──────── Source material ────────
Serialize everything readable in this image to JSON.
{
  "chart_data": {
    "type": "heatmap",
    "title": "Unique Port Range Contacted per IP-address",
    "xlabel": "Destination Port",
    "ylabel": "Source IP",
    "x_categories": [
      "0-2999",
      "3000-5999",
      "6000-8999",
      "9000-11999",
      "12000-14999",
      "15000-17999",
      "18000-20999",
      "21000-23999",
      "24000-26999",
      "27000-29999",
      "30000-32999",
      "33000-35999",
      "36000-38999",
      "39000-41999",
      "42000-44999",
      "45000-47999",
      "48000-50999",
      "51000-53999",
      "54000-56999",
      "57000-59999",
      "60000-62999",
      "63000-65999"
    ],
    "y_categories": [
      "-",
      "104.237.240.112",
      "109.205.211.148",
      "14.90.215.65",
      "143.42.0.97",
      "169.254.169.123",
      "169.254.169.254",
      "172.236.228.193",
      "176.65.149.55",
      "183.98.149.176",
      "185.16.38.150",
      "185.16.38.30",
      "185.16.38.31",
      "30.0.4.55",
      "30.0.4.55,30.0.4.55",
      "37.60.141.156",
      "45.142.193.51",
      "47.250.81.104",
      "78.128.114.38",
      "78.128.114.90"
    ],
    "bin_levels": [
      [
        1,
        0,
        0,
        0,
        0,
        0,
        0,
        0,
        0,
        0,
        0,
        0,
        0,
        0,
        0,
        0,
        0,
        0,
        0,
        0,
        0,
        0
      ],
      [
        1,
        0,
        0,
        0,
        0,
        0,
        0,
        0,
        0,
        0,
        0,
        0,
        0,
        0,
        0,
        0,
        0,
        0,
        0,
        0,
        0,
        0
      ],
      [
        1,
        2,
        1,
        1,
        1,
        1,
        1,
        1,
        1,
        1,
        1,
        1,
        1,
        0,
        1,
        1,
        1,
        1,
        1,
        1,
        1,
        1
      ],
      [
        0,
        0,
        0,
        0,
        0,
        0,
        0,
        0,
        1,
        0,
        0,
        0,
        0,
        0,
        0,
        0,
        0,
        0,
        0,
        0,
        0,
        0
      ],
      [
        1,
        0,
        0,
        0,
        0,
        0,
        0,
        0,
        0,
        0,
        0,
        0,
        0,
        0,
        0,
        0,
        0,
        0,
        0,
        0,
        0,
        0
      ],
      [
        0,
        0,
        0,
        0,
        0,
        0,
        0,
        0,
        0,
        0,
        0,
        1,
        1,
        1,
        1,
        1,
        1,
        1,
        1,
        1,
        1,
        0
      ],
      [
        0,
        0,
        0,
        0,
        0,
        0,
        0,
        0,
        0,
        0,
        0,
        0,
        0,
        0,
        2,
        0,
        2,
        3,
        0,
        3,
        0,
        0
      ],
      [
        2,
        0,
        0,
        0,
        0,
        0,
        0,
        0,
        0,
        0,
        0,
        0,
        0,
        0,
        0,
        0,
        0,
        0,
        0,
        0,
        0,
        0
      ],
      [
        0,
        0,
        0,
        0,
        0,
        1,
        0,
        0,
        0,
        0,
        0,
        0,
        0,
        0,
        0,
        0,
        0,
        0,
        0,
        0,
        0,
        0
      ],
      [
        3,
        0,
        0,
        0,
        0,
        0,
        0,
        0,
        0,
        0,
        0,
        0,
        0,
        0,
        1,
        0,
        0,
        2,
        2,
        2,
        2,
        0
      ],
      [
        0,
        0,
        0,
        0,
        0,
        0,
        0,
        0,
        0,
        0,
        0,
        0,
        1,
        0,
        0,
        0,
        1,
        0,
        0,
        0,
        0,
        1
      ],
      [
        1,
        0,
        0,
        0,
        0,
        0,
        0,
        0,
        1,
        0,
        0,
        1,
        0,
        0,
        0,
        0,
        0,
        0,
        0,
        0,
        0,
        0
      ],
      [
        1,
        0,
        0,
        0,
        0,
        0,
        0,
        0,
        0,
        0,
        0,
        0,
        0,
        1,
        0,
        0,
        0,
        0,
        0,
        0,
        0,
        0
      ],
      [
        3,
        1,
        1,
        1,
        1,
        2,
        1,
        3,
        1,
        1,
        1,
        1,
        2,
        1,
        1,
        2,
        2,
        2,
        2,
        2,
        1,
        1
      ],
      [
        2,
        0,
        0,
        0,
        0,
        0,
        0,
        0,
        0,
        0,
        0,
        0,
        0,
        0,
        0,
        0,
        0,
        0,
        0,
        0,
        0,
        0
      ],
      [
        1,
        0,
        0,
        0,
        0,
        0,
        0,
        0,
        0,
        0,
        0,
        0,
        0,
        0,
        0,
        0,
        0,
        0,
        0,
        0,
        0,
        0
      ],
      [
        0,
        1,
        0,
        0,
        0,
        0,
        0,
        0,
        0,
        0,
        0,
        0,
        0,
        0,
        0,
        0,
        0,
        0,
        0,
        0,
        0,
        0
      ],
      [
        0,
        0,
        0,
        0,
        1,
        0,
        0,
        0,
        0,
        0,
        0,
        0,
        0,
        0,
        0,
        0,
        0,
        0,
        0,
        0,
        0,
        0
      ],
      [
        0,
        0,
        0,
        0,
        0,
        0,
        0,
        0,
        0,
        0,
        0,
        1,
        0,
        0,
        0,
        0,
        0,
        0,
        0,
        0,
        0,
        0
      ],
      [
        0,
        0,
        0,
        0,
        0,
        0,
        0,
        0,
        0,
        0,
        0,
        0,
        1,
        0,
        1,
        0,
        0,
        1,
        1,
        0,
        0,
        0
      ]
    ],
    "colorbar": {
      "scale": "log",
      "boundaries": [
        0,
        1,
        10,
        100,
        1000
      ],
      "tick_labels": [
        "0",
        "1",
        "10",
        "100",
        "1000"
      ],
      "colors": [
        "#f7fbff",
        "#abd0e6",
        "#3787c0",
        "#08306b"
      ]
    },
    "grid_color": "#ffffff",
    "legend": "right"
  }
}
────────
-- Given exercise --
Take each line containing the string "Port" and copy it out.

-- Written response --
    "title": "Unique Port Range Contacted per IP-address",
    "xlabel": "Destination Port",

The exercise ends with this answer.